* START DATA SECTION *

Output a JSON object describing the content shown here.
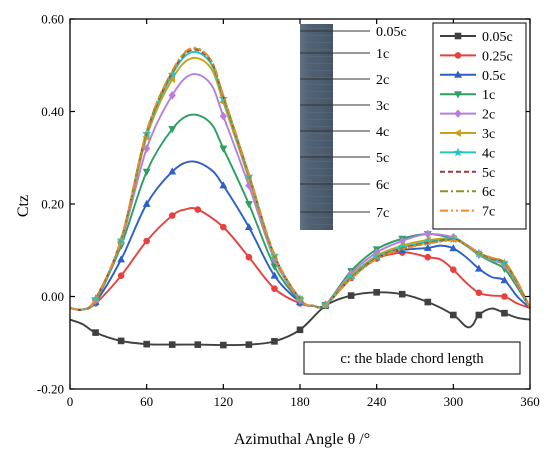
{
  "chart_data": {
    "type": "line",
    "xlabel": "Azimuthal Angle θ /°",
    "ylabel": "Ctz",
    "xlim": [
      0,
      360
    ],
    "ylim": [
      -0.2,
      0.6
    ],
    "x_ticks": [
      0,
      60,
      120,
      180,
      240,
      300,
      360
    ],
    "x_tick_labels": [
      "0",
      "60",
      "120",
      "180",
      "240",
      "300",
      "360"
    ],
    "y_ticks": [
      -0.2,
      0.0,
      0.2,
      0.4,
      0.6
    ],
    "y_tick_labels": [
      "-0.20",
      "0.00",
      "0.20",
      "0.40",
      "0.60"
    ],
    "grid": false,
    "legend_position": "top-right",
    "note": "c: the blade chord length",
    "blade_labels": [
      "0.05c",
      "1c",
      "2c",
      "3c",
      "4c",
      "5c",
      "6c",
      "7c"
    ],
    "series": [
      {
        "name": "0.05c",
        "color": "#404040",
        "dash": "solid",
        "marker": "square",
        "x": [
          0,
          10,
          20,
          40,
          60,
          80,
          100,
          120,
          140,
          160,
          180,
          200,
          220,
          240,
          260,
          280,
          300,
          310,
          315,
          320,
          330,
          340,
          350,
          360
        ],
        "y": [
          -0.05,
          -0.06,
          -0.078,
          -0.096,
          -0.103,
          -0.104,
          -0.104,
          -0.105,
          -0.104,
          -0.097,
          -0.072,
          -0.02,
          0.002,
          0.009,
          0.005,
          -0.012,
          -0.04,
          -0.065,
          -0.062,
          -0.04,
          -0.026,
          -0.036,
          -0.046,
          -0.05
        ]
      },
      {
        "name": "0.25c",
        "color": "#e8403e",
        "dash": "solid",
        "marker": "circle",
        "x": [
          0,
          10,
          20,
          40,
          60,
          80,
          90,
          100,
          120,
          140,
          160,
          180,
          190,
          200,
          220,
          240,
          260,
          270,
          280,
          290,
          300,
          310,
          320,
          330,
          340,
          350,
          360
        ],
        "y": [
          -0.025,
          -0.028,
          -0.015,
          0.045,
          0.12,
          0.175,
          0.188,
          0.188,
          0.15,
          0.085,
          0.017,
          -0.015,
          -0.02,
          -0.018,
          0.04,
          0.082,
          0.095,
          0.092,
          0.085,
          0.08,
          0.058,
          0.03,
          0.008,
          0.002,
          0.0,
          -0.015,
          -0.025
        ]
      },
      {
        "name": "0.5c",
        "color": "#2d5fc5",
        "dash": "solid",
        "marker": "triangle",
        "x": [
          0,
          10,
          20,
          40,
          60,
          80,
          95,
          110,
          120,
          140,
          160,
          180,
          190,
          200,
          220,
          240,
          260,
          280,
          290,
          300,
          310,
          320,
          330,
          340,
          350,
          360
        ],
        "y": [
          -0.025,
          -0.028,
          -0.012,
          0.08,
          0.2,
          0.27,
          0.292,
          0.275,
          0.24,
          0.15,
          0.045,
          -0.012,
          -0.02,
          -0.018,
          0.045,
          0.085,
          0.1,
          0.105,
          0.11,
          0.104,
          0.085,
          0.06,
          0.042,
          0.035,
          0.0,
          -0.025
        ]
      },
      {
        "name": "1c",
        "color": "#2e9e61",
        "dash": "solid",
        "marker": "triangle-down",
        "x": [
          0,
          10,
          20,
          40,
          60,
          80,
          95,
          110,
          120,
          140,
          160,
          180,
          190,
          200,
          220,
          240,
          260,
          280,
          300,
          310,
          320,
          330,
          340,
          350,
          360
        ],
        "y": [
          -0.025,
          -0.028,
          -0.01,
          0.11,
          0.27,
          0.362,
          0.393,
          0.375,
          0.32,
          0.2,
          0.065,
          -0.01,
          -0.02,
          -0.018,
          0.055,
          0.102,
          0.125,
          0.135,
          0.125,
          0.11,
          0.09,
          0.075,
          0.06,
          0.02,
          -0.025
        ]
      },
      {
        "name": "2c",
        "color": "#b57ee0",
        "dash": "solid",
        "marker": "diamond",
        "x": [
          0,
          10,
          20,
          40,
          60,
          80,
          95,
          110,
          120,
          140,
          160,
          180,
          190,
          200,
          220,
          240,
          260,
          280,
          300,
          310,
          320,
          330,
          340,
          350,
          360
        ],
        "y": [
          -0.025,
          -0.028,
          -0.008,
          0.118,
          0.32,
          0.435,
          0.48,
          0.46,
          0.39,
          0.24,
          0.08,
          -0.008,
          -0.02,
          -0.018,
          0.05,
          0.095,
          0.12,
          0.135,
          0.128,
          0.112,
          0.092,
          0.078,
          0.068,
          0.025,
          -0.025
        ]
      },
      {
        "name": "3c",
        "color": "#c9a21c",
        "dash": "solid",
        "marker": "triangle-left",
        "x": [
          0,
          10,
          20,
          40,
          60,
          80,
          95,
          110,
          120,
          140,
          160,
          180,
          190,
          200,
          220,
          240,
          260,
          280,
          300,
          310,
          320,
          330,
          340,
          350,
          360
        ],
        "y": [
          -0.025,
          -0.028,
          -0.006,
          0.12,
          0.345,
          0.47,
          0.515,
          0.495,
          0.42,
          0.255,
          0.085,
          -0.006,
          -0.02,
          -0.018,
          0.045,
          0.088,
          0.11,
          0.122,
          0.125,
          0.112,
          0.092,
          0.08,
          0.07,
          0.028,
          -0.025
        ]
      },
      {
        "name": "4c",
        "color": "#25c4c4",
        "dash": "solid",
        "marker": "star",
        "x": [
          0,
          10,
          20,
          40,
          60,
          80,
          95,
          110,
          120,
          140,
          160,
          180,
          190,
          200,
          220,
          240,
          260,
          280,
          300,
          310,
          320,
          330,
          340,
          350,
          360
        ],
        "y": [
          -0.025,
          -0.028,
          -0.005,
          0.122,
          0.352,
          0.48,
          0.528,
          0.505,
          0.428,
          0.26,
          0.088,
          -0.005,
          -0.02,
          -0.018,
          0.042,
          0.085,
          0.106,
          0.118,
          0.124,
          0.112,
          0.093,
          0.081,
          0.072,
          0.03,
          -0.025
        ]
      },
      {
        "name": "5c",
        "color": "#9a3a3a",
        "dash": "dash",
        "marker": "none",
        "x": [
          0,
          10,
          20,
          40,
          60,
          80,
          95,
          110,
          120,
          140,
          160,
          180,
          190,
          200,
          220,
          240,
          260,
          280,
          300,
          310,
          320,
          330,
          340,
          350,
          360
        ],
        "y": [
          -0.025,
          -0.028,
          -0.005,
          0.123,
          0.355,
          0.485,
          0.533,
          0.51,
          0.432,
          0.263,
          0.089,
          -0.005,
          -0.02,
          -0.018,
          0.04,
          0.083,
          0.104,
          0.116,
          0.123,
          0.112,
          0.094,
          0.082,
          0.073,
          0.031,
          -0.025
        ]
      },
      {
        "name": "6c",
        "color": "#8f8f22",
        "dash": "dashdot",
        "marker": "none",
        "x": [
          0,
          10,
          20,
          40,
          60,
          80,
          95,
          110,
          120,
          140,
          160,
          180,
          190,
          200,
          220,
          240,
          260,
          280,
          300,
          310,
          320,
          330,
          340,
          350,
          360
        ],
        "y": [
          -0.025,
          -0.028,
          -0.005,
          0.124,
          0.357,
          0.487,
          0.535,
          0.512,
          0.434,
          0.264,
          0.09,
          -0.005,
          -0.02,
          -0.018,
          0.039,
          0.082,
          0.103,
          0.115,
          0.122,
          0.112,
          0.094,
          0.083,
          0.074,
          0.032,
          -0.025
        ]
      },
      {
        "name": "7c",
        "color": "#f08a2c",
        "dash": "dashdotdot",
        "marker": "none",
        "x": [
          0,
          10,
          20,
          40,
          60,
          80,
          95,
          110,
          120,
          140,
          160,
          180,
          190,
          200,
          220,
          240,
          260,
          280,
          300,
          310,
          320,
          330,
          340,
          350,
          360
        ],
        "y": [
          -0.025,
          -0.028,
          -0.005,
          0.124,
          0.358,
          0.488,
          0.537,
          0.513,
          0.435,
          0.265,
          0.09,
          -0.005,
          -0.02,
          -0.018,
          0.038,
          0.081,
          0.102,
          0.114,
          0.121,
          0.112,
          0.095,
          0.084,
          0.075,
          0.033,
          -0.025
        ]
      }
    ]
  }
}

* END DATA SECTION *

### THE EXERCISE
Within the listing above, find every line containing the string "name" and return it.

### TASK RESPONSE
        "name": "0.05c",
        "name": "0.25c",
        "name": "0.5c",
        "name": "1c",
        "name": "2c",
        "name": "3c",
        "name": "4c",
        "name": "5c",
        "name": "6c",
        "name": "7c",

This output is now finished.